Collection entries

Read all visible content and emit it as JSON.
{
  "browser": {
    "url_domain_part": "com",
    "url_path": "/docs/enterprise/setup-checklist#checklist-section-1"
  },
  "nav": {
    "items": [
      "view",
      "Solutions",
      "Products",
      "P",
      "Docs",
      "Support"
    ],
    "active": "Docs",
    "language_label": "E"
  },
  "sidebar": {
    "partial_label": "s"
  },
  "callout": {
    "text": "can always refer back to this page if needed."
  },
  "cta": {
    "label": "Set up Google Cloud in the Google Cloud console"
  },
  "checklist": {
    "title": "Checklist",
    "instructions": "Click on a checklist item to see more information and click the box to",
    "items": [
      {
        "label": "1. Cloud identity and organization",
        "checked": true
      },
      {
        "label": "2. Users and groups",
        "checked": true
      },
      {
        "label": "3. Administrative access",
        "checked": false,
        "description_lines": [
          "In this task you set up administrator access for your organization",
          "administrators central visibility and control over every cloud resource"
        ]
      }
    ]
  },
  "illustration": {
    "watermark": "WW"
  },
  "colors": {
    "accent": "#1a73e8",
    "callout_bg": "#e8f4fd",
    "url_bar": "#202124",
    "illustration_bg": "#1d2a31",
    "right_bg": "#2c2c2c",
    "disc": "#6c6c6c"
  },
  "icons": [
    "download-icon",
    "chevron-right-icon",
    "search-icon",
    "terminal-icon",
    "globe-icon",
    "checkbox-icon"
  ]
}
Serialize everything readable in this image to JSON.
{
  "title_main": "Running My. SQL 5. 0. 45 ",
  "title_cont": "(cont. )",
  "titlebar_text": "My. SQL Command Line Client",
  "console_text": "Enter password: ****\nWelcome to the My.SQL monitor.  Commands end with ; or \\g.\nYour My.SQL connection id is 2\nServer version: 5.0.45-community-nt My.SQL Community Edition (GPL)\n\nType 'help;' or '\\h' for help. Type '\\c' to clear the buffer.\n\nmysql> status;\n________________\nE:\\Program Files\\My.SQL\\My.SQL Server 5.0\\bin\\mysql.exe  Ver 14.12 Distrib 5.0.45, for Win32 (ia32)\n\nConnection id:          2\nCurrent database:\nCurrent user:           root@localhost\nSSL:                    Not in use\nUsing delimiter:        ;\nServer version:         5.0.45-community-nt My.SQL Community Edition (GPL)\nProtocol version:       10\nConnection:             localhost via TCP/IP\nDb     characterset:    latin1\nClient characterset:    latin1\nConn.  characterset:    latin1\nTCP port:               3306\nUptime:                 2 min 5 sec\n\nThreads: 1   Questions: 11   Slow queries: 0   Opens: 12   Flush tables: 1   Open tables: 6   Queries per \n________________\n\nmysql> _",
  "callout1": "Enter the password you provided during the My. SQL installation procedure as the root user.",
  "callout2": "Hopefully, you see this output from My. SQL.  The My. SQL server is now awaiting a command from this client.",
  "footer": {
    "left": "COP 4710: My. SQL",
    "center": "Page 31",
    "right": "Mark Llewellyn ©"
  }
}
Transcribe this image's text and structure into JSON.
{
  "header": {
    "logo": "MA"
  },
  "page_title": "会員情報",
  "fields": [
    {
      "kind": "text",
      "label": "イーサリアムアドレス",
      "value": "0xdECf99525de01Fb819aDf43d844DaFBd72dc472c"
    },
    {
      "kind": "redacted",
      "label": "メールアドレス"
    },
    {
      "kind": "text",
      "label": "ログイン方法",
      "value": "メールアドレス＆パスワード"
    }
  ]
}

PROBLEM REQUIREMENTS: Each record must be repeated exactly as it is.

WRITTEN REPLY:
Read all visible content and emit it as JSON.
{
  "browser": {
    "url_domain_part": "com",
    "url_path": "/docs/enterprise/setup-checklist#checklist-section-1"
  },
  "nav": {
    "items": [
      "view",
      "Solutions",
      "Products",
      "P",
      "Docs",
      "Support"
    ],
    "active": "Docs",
    "language_label": "E"
  },
  "sidebar": {
    "partial_label": "s"
  },
  "callout": {
    "text": "can always refer back to this page if needed."
  },
  "cta": {
    "label": "Set up Google Cloud in the Google Cloud console"
  },
  "checklist": {
    "title": "Checklist",
    "instructions": "Click on a checklist item to see more information and click the box to",
    "items": [
      {
        "label": "1. Cloud identity and organization",
        "checked": true
      },
      {
        "label": "2. Users and groups",
        "checked": true
      },
      {
        "label": "3. Administrative access",
        "checked": false,
        "description_lines": [
          "In this task you set up administrator access for your organization",
          "administrators central visibility and control over every cloud resource"
        ]
      }
    ]
  },
  "illustration": {
    "watermark": "WW"
  },
  "colors": {
    "accent": "#1a73e8",
    "callout_bg": "#e8f4fd",
    "url_bar": "#202124",
    "illustration_bg": "#1d2a31",
    "right_bg": "#2c2c2c",
    "disc": "#6c6c6c"
  },
  "icons": [
    "download-icon",
    "chevron-right-icon",
    "search-icon",
    "terminal-icon",
    "globe-icon",
    "checkbox-icon"
  ]
}
Serialize everything readable in this image to JSON.
{
  "title_main": "Running My. SQL 5. 0. 45 ",
  "title_cont": "(cont. )",
  "titlebar_text": "My. SQL Command Line Client",
  "console_text": "Enter password: ****\nWelcome to the My.SQL monitor.  Commands end with ; or \\g.\nYour My.SQL connection id is 2\nServer version: 5.0.45-community-nt My.SQL Community Edition (GPL)\n\nType 'help;' or '\\h' for help. Type '\\c' to clear the buffer.\n\nmysql> status;\n________________\nE:\\Program Files\\My.SQL\\My.SQL Server 5.0\\bin\\mysql.exe  Ver 14.12 Distrib 5.0.45, for Win32 (ia32)\n\nConnection id:          2\nCurrent database:\nCurrent user:           root@localhost\nSSL:                    Not in use\nUsing delimiter:        ;\nServer version:         5.0.45-community-nt My.SQL Community Edition (GPL)\nProtocol version:       10\nConnection:             localhost via TCP/IP\nDb     characterset:    latin1\nClient characterset:    latin1\nConn.  characterset:    latin1\nTCP port:               3306\nUptime:                 2 min 5 sec\n\nThreads: 1   Questions: 11   Slow queries: 0   Opens: 12   Flush tables: 1   Open tables: 6   Queries per \n________________\n\nmysql> _",
  "callout1": "Enter the password you provided during the My. SQL installation procedure as the root user.",
  "callout2": "Hopefully, you see this output from My. SQL.  The My. SQL server is now awaiting a command from this client.",
  "footer": {
    "left": "COP 4710: My. SQL",
    "center": "Page 31",
    "right": "Mark Llewellyn ©"
  }
}
Transcribe this image's text and structure into JSON.
{
  "header": {
    "logo": "MA"
  },
  "page_title": "会員情報",
  "fields": [
    {
      "kind": "text",
      "label": "イーサリアムアドレス",
      "value": "0xdECf99525de01Fb819aDf43d844DaFBd72dc472c"
    },
    {
      "kind": "redacted",
      "label": "メールアドレス"
    },
    {
      "kind": "text",
      "label": "ログイン方法",
      "value": "メールアドレス＆パスワード"
    }
  ]
}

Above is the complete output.